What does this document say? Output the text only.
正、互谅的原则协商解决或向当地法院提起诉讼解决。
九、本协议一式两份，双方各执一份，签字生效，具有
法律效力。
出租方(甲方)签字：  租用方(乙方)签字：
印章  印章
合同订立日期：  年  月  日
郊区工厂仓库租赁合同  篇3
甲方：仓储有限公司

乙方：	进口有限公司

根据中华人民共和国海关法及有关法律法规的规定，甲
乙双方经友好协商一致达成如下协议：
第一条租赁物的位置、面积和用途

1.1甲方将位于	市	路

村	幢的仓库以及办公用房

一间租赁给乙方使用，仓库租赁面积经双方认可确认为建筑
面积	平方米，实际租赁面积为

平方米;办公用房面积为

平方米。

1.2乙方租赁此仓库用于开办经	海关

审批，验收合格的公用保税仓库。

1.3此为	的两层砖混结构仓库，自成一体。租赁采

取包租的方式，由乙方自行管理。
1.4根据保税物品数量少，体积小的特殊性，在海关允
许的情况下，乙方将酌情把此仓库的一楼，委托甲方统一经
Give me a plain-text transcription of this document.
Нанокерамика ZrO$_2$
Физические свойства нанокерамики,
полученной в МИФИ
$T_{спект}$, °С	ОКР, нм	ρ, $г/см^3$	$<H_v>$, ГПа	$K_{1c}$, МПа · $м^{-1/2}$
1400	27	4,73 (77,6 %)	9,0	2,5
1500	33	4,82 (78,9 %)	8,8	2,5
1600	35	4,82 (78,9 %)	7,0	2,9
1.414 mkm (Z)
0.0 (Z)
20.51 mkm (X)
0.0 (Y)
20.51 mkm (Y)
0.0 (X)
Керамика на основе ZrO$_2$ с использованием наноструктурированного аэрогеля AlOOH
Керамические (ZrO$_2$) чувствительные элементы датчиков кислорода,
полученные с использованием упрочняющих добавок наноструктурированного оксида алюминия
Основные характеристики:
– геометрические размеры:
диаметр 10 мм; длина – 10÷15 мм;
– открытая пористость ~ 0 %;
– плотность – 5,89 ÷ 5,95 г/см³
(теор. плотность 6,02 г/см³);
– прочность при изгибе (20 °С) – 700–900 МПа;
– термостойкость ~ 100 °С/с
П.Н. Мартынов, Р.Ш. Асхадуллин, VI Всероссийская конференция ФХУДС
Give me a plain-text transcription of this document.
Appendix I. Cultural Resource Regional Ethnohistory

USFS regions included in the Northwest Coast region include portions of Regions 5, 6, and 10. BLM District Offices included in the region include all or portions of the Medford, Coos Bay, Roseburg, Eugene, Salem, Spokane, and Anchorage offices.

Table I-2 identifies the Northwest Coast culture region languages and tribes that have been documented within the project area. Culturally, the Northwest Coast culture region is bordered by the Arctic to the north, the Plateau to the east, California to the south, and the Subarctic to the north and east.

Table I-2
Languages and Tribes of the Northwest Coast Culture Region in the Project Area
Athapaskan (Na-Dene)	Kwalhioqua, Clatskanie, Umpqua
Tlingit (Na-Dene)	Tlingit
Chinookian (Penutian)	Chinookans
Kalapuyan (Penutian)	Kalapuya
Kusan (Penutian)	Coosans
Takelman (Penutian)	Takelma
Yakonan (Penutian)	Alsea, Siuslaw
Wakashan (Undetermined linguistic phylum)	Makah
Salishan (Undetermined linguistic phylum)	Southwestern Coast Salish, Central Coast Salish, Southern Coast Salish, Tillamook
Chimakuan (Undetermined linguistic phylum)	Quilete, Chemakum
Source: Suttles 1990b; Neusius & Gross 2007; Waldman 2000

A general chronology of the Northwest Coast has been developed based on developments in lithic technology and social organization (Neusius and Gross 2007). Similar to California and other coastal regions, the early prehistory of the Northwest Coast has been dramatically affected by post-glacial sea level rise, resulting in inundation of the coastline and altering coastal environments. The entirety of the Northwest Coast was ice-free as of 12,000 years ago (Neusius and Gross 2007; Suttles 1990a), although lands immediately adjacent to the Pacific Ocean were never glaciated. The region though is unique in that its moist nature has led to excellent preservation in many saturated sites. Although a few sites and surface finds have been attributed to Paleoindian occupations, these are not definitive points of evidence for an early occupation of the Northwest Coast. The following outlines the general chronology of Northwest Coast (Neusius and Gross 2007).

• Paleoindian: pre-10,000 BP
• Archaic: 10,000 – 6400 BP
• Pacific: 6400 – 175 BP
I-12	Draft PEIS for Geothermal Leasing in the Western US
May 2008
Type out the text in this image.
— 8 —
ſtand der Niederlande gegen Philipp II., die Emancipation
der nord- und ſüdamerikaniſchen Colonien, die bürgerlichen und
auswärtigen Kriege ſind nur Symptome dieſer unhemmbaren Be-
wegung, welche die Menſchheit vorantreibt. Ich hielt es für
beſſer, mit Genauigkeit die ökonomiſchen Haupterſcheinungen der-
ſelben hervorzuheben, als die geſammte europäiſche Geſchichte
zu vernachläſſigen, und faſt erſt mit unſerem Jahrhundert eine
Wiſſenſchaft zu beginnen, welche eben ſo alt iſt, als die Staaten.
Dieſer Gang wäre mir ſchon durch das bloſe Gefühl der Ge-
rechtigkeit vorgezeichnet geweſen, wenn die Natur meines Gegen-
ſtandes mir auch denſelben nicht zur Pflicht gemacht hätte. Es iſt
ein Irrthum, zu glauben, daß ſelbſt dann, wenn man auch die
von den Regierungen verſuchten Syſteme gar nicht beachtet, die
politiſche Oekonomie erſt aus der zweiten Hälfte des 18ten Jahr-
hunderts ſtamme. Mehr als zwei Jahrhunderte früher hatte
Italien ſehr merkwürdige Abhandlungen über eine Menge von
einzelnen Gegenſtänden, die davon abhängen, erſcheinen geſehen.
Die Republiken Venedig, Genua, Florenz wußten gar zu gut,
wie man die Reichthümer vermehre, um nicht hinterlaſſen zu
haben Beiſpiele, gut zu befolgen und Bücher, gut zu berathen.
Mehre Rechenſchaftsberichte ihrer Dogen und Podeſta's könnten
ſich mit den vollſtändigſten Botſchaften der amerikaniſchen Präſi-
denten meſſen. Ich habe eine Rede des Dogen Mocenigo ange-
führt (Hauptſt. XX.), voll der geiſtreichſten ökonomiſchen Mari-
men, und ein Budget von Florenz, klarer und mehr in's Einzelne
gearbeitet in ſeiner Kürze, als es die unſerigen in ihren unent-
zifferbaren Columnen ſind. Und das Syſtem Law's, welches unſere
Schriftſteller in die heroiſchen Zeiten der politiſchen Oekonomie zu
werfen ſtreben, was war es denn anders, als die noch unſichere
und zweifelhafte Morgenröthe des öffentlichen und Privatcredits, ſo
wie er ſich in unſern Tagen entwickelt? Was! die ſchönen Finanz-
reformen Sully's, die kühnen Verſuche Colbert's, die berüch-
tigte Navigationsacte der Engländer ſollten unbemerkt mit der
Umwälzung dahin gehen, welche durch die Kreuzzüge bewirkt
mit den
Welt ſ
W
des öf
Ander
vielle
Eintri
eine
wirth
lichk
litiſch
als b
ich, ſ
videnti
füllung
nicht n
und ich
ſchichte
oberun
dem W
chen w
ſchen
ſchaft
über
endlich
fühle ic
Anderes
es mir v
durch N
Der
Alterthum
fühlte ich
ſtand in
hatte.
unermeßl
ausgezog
========================================
» GOAL:
Each record must be returned exactly as it is written.

» PROBLEM SOLUTION:
What does this document say? Output the text only.
正、互谅的原则协商解决或向当地法院提起诉讼解决。
九、本协议一式两份，双方各执一份，签字生效，具有
法律效力。
出租方(甲方)签字：  租用方(乙方)签字：
印章  印章
合同订立日期：  年  月  日
郊区工厂仓库租赁合同  篇3
甲方：仓储有限公司

乙方：	进口有限公司

根据中华人民共和国海关法及有关法律法规的规定，甲
乙双方经友好协商一致达成如下协议：
第一条租赁物的位置、面积和用途

1.1甲方将位于	市	路

村	幢的仓库以及办公用房

一间租赁给乙方使用，仓库租赁面积经双方认可确认为建筑
面积	平方米，实际租赁面积为

平方米;办公用房面积为

平方米。

1.2乙方租赁此仓库用于开办经	海关

审批，验收合格的公用保税仓库。

1.3此为	的两层砖混结构仓库，自成一体。租赁采

取包租的方式，由乙方自行管理。
1.4根据保税物品数量少，体积小的特殊性，在海关允
许的情况下，乙方将酌情把此仓库的一楼，委托甲方统一经
Give me a plain-text transcription of this document.
Нанокерамика ZrO$_2$
Физические свойства нанокерамики,
полученной в МИФИ
$T_{спект}$, °С	ОКР, нм	ρ, $г/см^3$	$<H_v>$, ГПа	$K_{1c}$, МПа · $м^{-1/2}$
1400	27	4,73 (77,6 %)	9,0	2,5
1500	33	4,82 (78,9 %)	8,8	2,5
1600	35	4,82 (78,9 %)	7,0	2,9
1.414 mkm (Z)
0.0 (Z)
20.51 mkm (X)
0.0 (Y)
20.51 mkm (Y)
0.0 (X)
Керамика на основе ZrO$_2$ с использованием наноструктурированного аэрогеля AlOOH
Керамические (ZrO$_2$) чувствительные элементы датчиков кислорода,
полученные с использованием упрочняющих добавок наноструктурированного оксида алюминия
Основные характеристики:
– геометрические размеры:
диаметр 10 мм; длина – 10÷15 мм;
– открытая пористость ~ 0 %;
– плотность – 5,89 ÷ 5,95 г/см³
(теор. плотность 6,02 г/см³);
– прочность при изгибе (20 °С) – 700–900 МПа;
– термостойкость ~ 100 °С/с
П.Н. Мартынов, Р.Ш. Асхадуллин, VI Всероссийская конференция ФХУДС
Give me a plain-text transcription of this document.
Appendix I. Cultural Resource Regional Ethnohistory

USFS regions included in the Northwest Coast region include portions of Regions 5, 6, and 10. BLM District Offices included in the region include all or portions of the Medford, Coos Bay, Roseburg, Eugene, Salem, Spokane, and Anchorage offices.

Table I-2 identifies the Northwest Coast culture region languages and tribes that have been documented within the project area. Culturally, the Northwest Coast culture region is bordered by the Arctic to the north, the Plateau to the east, California to the south, and the Subarctic to the north and east.

Table I-2
Languages and Tribes of the Northwest Coast Culture Region in the Project Area
Athapaskan (Na-Dene)	Kwalhioqua, Clatskanie, Umpqua
Tlingit (Na-Dene)	Tlingit
Chinookian (Penutian)	Chinookans
Kalapuyan (Penutian)	Kalapuya
Kusan (Penutian)	Coosans
Takelman (Penutian)	Takelma
Yakonan (Penutian)	Alsea, Siuslaw
Wakashan (Undetermined linguistic phylum)	Makah
Salishan (Undetermined linguistic phylum)	Southwestern Coast Salish, Central Coast Salish, Southern Coast Salish, Tillamook
Chimakuan (Undetermined linguistic phylum)	Quilete, Chemakum
Source: Suttles 1990b; Neusius & Gross 2007; Waldman 2000

A general chronology of the Northwest Coast has been developed based on developments in lithic technology and social organization (Neusius and Gross 2007). Similar to California and other coastal regions, the early prehistory of the Northwest Coast has been dramatically affected by post-glacial sea level rise, resulting in inundation of the coastline and altering coastal environments. The entirety of the Northwest Coast was ice-free as of 12,000 years ago (Neusius and Gross 2007; Suttles 1990a), although lands immediately adjacent to the Pacific Ocean were never glaciated. The region though is unique in that its moist nature has led to excellent preservation in many saturated sites. Although a few sites and surface finds have been attributed to Paleoindian occupations, these are not definitive points of evidence for an early occupation of the Northwest Coast. The following outlines the general chronology of Northwest Coast (Neusius and Gross 2007).

• Paleoindian: pre-10,000 BP
• Archaic: 10,000 – 6400 BP
• Pacific: 6400 – 175 BP
I-12	Draft PEIS for Geothermal Leasing in the Western US
May 2008
Type out the text in this image.
— 8 —
ſtand der Niederlande gegen Philipp II., die Emancipation
der nord- und ſüdamerikaniſchen Colonien, die bürgerlichen und
auswärtigen Kriege ſind nur Symptome dieſer unhemmbaren Be-
wegung, welche die Menſchheit vorantreibt. Ich hielt es für
beſſer, mit Genauigkeit die ökonomiſchen Haupterſcheinungen der-
ſelben hervorzuheben, als die geſammte europäiſche Geſchichte
zu vernachläſſigen, und faſt erſt mit unſerem Jahrhundert eine
Wiſſenſchaft zu beginnen, welche eben ſo alt iſt, als die Staaten.
Dieſer Gang wäre mir ſchon durch das bloſe Gefühl der Ge-
rechtigkeit vorgezeichnet geweſen, wenn die Natur meines Gegen-
ſtandes mir auch denſelben nicht zur Pflicht gemacht hätte. Es iſt
ein Irrthum, zu glauben, daß ſelbſt dann, wenn man auch die
von den Regierungen verſuchten Syſteme gar nicht beachtet, die
politiſche Oekonomie erſt aus der zweiten Hälfte des 18ten Jahr-
hunderts ſtamme. Mehr als zwei Jahrhunderte früher hatte
Italien ſehr merkwürdige Abhandlungen über eine Menge von
einzelnen Gegenſtänden, die davon abhängen, erſcheinen geſehen.
Die Republiken Venedig, Genua, Florenz wußten gar zu gut,
wie man die Reichthümer vermehre, um nicht hinterlaſſen zu
haben Beiſpiele, gut zu befolgen und Bücher, gut zu berathen.
Mehre Rechenſchaftsberichte ihrer Dogen und Podeſta's könnten
ſich mit den vollſtändigſten Botſchaften der amerikaniſchen Präſi-
denten meſſen. Ich habe eine Rede des Dogen Mocenigo ange-
führt (Hauptſt. XX.), voll der geiſtreichſten ökonomiſchen Mari-
men, und ein Budget von Florenz, klarer und mehr in's Einzelne
gearbeitet in ſeiner Kürze, als es die unſerigen in ihren unent-
zifferbaren Columnen ſind. Und das Syſtem Law's, welches unſere
Schriftſteller in die heroiſchen Zeiten der politiſchen Oekonomie zu
werfen ſtreben, was war es denn anders, als die noch unſichere
und zweifelhafte Morgenröthe des öffentlichen und Privatcredits, ſo
wie er ſich in unſern Tagen entwickelt? Was! die ſchönen Finanz-
reformen Sully's, die kühnen Verſuche Colbert's, die berüch-
tigte Navigationsacte der Engländer ſollten unbemerkt mit der
Umwälzung dahin gehen, welche durch die Kreuzzüge bewirkt
mit den
Welt ſ
W
des öf
Ander
vielle
Eintri
eine
wirth
lichk
litiſch
als b
ich, ſ
videnti
füllung
nicht n
und ich
ſchichte
oberun
dem W
chen w
ſchen
ſchaft
über
endlich
fühle ic
Anderes
es mir v
durch N
Der
Alterthum
fühlte ich
ſtand in
hatte.
unermeßl
ausgezog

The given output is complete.